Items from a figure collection
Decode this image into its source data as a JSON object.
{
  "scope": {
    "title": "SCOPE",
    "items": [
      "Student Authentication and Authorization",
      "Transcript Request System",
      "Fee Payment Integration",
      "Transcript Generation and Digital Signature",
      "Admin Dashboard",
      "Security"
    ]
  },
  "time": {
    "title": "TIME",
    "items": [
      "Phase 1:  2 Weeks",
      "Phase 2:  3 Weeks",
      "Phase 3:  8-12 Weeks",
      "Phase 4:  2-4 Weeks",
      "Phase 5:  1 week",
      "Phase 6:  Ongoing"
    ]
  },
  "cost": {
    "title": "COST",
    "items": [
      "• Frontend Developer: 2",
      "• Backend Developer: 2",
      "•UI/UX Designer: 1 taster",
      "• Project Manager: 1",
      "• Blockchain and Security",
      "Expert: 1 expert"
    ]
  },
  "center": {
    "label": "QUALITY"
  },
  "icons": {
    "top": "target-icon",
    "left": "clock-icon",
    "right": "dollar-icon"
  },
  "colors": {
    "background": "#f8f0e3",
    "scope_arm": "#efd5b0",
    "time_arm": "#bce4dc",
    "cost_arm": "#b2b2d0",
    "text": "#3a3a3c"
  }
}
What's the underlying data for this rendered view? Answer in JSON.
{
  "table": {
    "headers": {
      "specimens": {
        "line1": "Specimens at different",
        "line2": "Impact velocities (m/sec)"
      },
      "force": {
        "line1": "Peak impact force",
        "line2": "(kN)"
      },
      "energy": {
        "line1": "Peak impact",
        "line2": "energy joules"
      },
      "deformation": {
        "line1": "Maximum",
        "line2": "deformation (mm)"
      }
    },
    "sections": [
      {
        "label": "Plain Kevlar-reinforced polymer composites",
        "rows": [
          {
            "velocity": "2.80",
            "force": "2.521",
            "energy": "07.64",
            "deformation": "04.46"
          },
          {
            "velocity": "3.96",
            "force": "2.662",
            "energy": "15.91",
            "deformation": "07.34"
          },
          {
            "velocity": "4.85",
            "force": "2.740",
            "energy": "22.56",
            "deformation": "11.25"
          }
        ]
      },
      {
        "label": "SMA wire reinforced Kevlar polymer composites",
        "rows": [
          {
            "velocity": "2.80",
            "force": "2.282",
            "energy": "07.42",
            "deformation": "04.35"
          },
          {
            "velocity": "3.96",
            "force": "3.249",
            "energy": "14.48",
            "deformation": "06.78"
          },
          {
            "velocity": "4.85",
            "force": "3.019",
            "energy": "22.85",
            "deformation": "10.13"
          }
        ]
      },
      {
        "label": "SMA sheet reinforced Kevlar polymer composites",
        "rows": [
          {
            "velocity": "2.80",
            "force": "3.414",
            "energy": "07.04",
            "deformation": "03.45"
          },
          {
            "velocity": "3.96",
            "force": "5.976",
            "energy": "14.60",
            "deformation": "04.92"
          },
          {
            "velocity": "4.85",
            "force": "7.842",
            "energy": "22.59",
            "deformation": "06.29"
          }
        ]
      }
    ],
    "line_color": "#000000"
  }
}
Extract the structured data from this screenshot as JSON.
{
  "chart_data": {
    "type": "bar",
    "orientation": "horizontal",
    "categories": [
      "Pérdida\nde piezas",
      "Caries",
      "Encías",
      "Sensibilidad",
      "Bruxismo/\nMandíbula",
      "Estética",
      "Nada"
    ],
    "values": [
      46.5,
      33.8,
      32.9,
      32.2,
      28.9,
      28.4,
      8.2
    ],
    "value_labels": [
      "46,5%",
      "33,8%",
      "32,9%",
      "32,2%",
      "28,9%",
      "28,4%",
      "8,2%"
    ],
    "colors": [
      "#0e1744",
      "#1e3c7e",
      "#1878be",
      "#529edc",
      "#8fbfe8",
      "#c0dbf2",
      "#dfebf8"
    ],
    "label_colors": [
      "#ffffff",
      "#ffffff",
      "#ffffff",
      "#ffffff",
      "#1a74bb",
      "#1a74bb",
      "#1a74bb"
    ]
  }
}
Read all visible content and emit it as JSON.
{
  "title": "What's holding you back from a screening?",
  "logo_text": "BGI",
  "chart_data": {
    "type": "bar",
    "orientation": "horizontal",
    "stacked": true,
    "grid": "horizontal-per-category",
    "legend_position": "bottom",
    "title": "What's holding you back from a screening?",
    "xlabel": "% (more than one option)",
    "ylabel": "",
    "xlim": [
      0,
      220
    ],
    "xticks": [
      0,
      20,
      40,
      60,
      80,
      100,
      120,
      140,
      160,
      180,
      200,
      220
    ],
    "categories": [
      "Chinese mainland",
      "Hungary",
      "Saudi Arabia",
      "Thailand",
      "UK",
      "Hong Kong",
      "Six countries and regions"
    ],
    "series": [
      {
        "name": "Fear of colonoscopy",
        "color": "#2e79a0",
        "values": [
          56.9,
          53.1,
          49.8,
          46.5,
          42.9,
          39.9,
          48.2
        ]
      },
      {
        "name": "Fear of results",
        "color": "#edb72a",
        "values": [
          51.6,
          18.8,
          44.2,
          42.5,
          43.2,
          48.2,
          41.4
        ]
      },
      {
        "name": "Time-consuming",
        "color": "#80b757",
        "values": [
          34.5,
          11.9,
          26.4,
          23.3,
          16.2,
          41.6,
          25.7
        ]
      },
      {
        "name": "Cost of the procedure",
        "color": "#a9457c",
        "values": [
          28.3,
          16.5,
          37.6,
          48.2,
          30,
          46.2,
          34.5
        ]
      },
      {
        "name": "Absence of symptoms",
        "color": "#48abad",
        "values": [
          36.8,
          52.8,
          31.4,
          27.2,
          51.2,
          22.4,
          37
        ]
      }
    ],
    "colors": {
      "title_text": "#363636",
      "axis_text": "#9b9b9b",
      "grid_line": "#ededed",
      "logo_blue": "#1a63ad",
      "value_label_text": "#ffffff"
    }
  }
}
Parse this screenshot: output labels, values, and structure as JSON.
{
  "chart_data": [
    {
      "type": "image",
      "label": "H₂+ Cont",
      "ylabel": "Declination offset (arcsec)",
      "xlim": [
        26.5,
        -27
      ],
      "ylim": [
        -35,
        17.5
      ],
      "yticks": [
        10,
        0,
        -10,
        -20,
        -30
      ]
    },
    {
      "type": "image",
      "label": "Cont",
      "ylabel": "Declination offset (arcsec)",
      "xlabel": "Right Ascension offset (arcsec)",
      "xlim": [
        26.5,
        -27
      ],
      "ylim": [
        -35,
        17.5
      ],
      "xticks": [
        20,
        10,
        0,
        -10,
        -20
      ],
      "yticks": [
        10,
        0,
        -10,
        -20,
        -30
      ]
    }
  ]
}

WORK REQUIRED: The lines above should be duplicated exactly.

TASK SOLUTION:
Decode this image into its source data as a JSON object.
{
  "scope": {
    "title": "SCOPE",
    "items": [
      "Student Authentication and Authorization",
      "Transcript Request System",
      "Fee Payment Integration",
      "Transcript Generation and Digital Signature",
      "Admin Dashboard",
      "Security"
    ]
  },
  "time": {
    "title": "TIME",
    "items": [
      "Phase 1:  2 Weeks",
      "Phase 2:  3 Weeks",
      "Phase 3:  8-12 Weeks",
      "Phase 4:  2-4 Weeks",
      "Phase 5:  1 week",
      "Phase 6:  Ongoing"
    ]
  },
  "cost": {
    "title": "COST",
    "items": [
      "• Frontend Developer: 2",
      "• Backend Developer: 2",
      "•UI/UX Designer: 1 taster",
      "• Project Manager: 1",
      "• Blockchain and Security",
      "Expert: 1 expert"
    ]
  },
  "center": {
    "label": "QUALITY"
  },
  "icons": {
    "top": "target-icon",
    "left": "clock-icon",
    "right": "dollar-icon"
  },
  "colors": {
    "background": "#f8f0e3",
    "scope_arm": "#efd5b0",
    "time_arm": "#bce4dc",
    "cost_arm": "#b2b2d0",
    "text": "#3a3a3c"
  }
}
What's the underlying data for this rendered view? Answer in JSON.
{
  "table": {
    "headers": {
      "specimens": {
        "line1": "Specimens at different",
        "line2": "Impact velocities (m/sec)"
      },
      "force": {
        "line1": "Peak impact force",
        "line2": "(kN)"
      },
      "energy": {
        "line1": "Peak impact",
        "line2": "energy joules"
      },
      "deformation": {
        "line1": "Maximum",
        "line2": "deformation (mm)"
      }
    },
    "sections": [
      {
        "label": "Plain Kevlar-reinforced polymer composites",
        "rows": [
          {
            "velocity": "2.80",
            "force": "2.521",
            "energy": "07.64",
            "deformation": "04.46"
          },
          {
            "velocity": "3.96",
            "force": "2.662",
            "energy": "15.91",
            "deformation": "07.34"
          },
          {
            "velocity": "4.85",
            "force": "2.740",
            "energy": "22.56",
            "deformation": "11.25"
          }
        ]
      },
      {
        "label": "SMA wire reinforced Kevlar polymer composites",
        "rows": [
          {
            "velocity": "2.80",
            "force": "2.282",
            "energy": "07.42",
            "deformation": "04.35"
          },
          {
            "velocity": "3.96",
            "force": "3.249",
            "energy": "14.48",
            "deformation": "06.78"
          },
          {
            "velocity": "4.85",
            "force": "3.019",
            "energy": "22.85",
            "deformation": "10.13"
          }
        ]
      },
      {
        "label": "SMA sheet reinforced Kevlar polymer composites",
        "rows": [
          {
            "velocity": "2.80",
            "force": "3.414",
            "energy": "07.04",
            "deformation": "03.45"
          },
          {
            "velocity": "3.96",
            "force": "5.976",
            "energy": "14.60",
            "deformation": "04.92"
          },
          {
            "velocity": "4.85",
            "force": "7.842",
            "energy": "22.59",
            "deformation": "06.29"
          }
        ]
      }
    ],
    "line_color": "#000000"
  }
}
Extract the structured data from this screenshot as JSON.
{
  "chart_data": {
    "type": "bar",
    "orientation": "horizontal",
    "categories": [
      "Pérdida\nde piezas",
      "Caries",
      "Encías",
      "Sensibilidad",
      "Bruxismo/\nMandíbula",
      "Estética",
      "Nada"
    ],
    "values": [
      46.5,
      33.8,
      32.9,
      32.2,
      28.9,
      28.4,
      8.2
    ],
    "value_labels": [
      "46,5%",
      "33,8%",
      "32,9%",
      "32,2%",
      "28,9%",
      "28,4%",
      "8,2%"
    ],
    "colors": [
      "#0e1744",
      "#1e3c7e",
      "#1878be",
      "#529edc",
      "#8fbfe8",
      "#c0dbf2",
      "#dfebf8"
    ],
    "label_colors": [
      "#ffffff",
      "#ffffff",
      "#ffffff",
      "#ffffff",
      "#1a74bb",
      "#1a74bb",
      "#1a74bb"
    ]
  }
}
Read all visible content and emit it as JSON.
{
  "title": "What's holding you back from a screening?",
  "logo_text": "BGI",
  "chart_data": {
    "type": "bar",
    "orientation": "horizontal",
    "stacked": true,
    "grid": "horizontal-per-category",
    "legend_position": "bottom",
    "title": "What's holding you back from a screening?",
    "xlabel": "% (more than one option)",
    "ylabel": "",
    "xlim": [
      0,
      220
    ],
    "xticks": [
      0,
      20,
      40,
      60,
      80,
      100,
      120,
      140,
      160,
      180,
      200,
      220
    ],
    "categories": [
      "Chinese mainland",
      "Hungary",
      "Saudi Arabia",
      "Thailand",
      "UK",
      "Hong Kong",
      "Six countries and regions"
    ],
    "series": [
      {
        "name": "Fear of colonoscopy",
        "color": "#2e79a0",
        "values": [
          56.9,
          53.1,
          49.8,
          46.5,
          42.9,
          39.9,
          48.2
        ]
      },
      {
        "name": "Fear of results",
        "color": "#edb72a",
        "values": [
          51.6,
          18.8,
          44.2,
          42.5,
          43.2,
          48.2,
          41.4
        ]
      },
      {
        "name": "Time-consuming",
        "color": "#80b757",
        "values": [
          34.5,
          11.9,
          26.4,
          23.3,
          16.2,
          41.6,
          25.7
        ]
      },
      {
        "name": "Cost of the procedure",
        "color": "#a9457c",
        "values": [
          28.3,
          16.5,
          37.6,
          48.2,
          30,
          46.2,
          34.5
        ]
      },
      {
        "name": "Absence of symptoms",
        "color": "#48abad",
        "values": [
          36.8,
          52.8,
          31.4,
          27.2,
          51.2,
          22.4,
          37
        ]
      }
    ],
    "colors": {
      "title_text": "#363636",
      "axis_text": "#9b9b9b",
      "grid_line": "#ededed",
      "logo_blue": "#1a63ad",
      "value_label_text": "#ffffff"
    }
  }
}
Parse this screenshot: output labels, values, and structure as JSON.
{
  "chart_data": [
    {
      "type": "image",
      "label": "H₂+ Cont",
      "ylabel": "Declination offset (arcsec)",
      "xlim": [
        26.5,
        -27
      ],
      "ylim": [
        -35,
        17.5
      ],
      "yticks": [
        10,
        0,
        -10,
        -20,
        -30
      ]
    },
    {
      "type": "image",
      "label": "Cont",
      "ylabel": "Declination offset (arcsec)",
      "xlabel": "Right Ascension offset (arcsec)",
      "xlim": [
        26.5,
        -27
      ],
      "ylim": [
        -35,
        17.5
      ],
      "xticks": [
        20,
        10,
        0,
        -10,
        -20
      ],
      "yticks": [
        10,
        0,
        -10,
        -20,
        -30
      ]
    }
  ]
}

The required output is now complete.